* EXCERPTED RECORDS *
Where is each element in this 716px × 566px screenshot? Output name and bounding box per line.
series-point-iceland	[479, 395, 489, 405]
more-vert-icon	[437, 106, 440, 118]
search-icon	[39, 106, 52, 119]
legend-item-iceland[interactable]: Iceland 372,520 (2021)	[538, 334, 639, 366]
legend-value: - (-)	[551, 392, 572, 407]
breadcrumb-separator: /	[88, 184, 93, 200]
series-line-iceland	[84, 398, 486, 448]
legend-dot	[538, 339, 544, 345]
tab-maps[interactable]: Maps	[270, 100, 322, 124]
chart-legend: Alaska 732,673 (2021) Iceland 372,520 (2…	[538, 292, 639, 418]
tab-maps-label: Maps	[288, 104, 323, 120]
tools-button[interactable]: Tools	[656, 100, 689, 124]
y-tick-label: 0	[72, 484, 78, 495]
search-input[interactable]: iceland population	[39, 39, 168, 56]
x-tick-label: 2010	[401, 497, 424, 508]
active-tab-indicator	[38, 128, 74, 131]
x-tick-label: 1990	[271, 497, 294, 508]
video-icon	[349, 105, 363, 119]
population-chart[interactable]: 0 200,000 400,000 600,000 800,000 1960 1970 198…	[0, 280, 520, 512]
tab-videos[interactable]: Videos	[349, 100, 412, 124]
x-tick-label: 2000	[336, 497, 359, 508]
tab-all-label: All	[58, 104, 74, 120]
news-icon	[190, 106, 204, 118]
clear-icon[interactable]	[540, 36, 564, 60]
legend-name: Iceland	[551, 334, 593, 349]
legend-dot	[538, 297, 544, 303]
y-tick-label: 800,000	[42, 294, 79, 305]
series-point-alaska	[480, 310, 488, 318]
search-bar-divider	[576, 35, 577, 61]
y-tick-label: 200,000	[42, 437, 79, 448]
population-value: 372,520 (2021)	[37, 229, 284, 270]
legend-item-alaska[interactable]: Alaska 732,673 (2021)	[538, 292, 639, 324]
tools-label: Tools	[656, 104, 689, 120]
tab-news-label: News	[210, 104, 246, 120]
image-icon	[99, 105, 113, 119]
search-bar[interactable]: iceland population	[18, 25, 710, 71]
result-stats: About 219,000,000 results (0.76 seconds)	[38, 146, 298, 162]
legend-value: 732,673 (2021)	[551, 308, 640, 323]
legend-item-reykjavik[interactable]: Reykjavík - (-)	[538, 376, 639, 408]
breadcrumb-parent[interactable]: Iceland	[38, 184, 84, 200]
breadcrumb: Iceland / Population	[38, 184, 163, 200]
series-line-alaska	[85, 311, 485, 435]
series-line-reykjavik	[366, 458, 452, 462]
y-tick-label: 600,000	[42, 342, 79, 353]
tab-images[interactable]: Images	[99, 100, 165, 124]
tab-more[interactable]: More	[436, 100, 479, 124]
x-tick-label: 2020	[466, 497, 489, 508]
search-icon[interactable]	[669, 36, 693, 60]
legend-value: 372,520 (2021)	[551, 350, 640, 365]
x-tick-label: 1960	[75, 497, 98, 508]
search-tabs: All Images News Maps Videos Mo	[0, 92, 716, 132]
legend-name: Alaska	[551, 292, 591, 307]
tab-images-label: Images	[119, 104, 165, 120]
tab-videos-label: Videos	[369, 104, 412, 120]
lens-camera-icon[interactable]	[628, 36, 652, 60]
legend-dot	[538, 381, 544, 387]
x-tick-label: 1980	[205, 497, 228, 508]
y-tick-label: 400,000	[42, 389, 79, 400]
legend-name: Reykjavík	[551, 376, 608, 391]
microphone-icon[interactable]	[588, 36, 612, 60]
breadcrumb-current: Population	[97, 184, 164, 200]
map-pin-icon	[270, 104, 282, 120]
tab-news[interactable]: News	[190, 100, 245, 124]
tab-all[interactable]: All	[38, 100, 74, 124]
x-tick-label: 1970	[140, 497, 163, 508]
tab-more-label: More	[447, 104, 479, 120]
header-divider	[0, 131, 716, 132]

* SHORT TASK *
Gather every line from the entries above that contains the string "Reykjavík", matching its spelling and accents character for character.

* RESPONSE FOR THIS EXERCISE *
legend-item-reykjavik[interactable]: Reykjavík - (-)	[538, 376, 639, 408]
legend-name: Reykjavík	[551, 376, 608, 391]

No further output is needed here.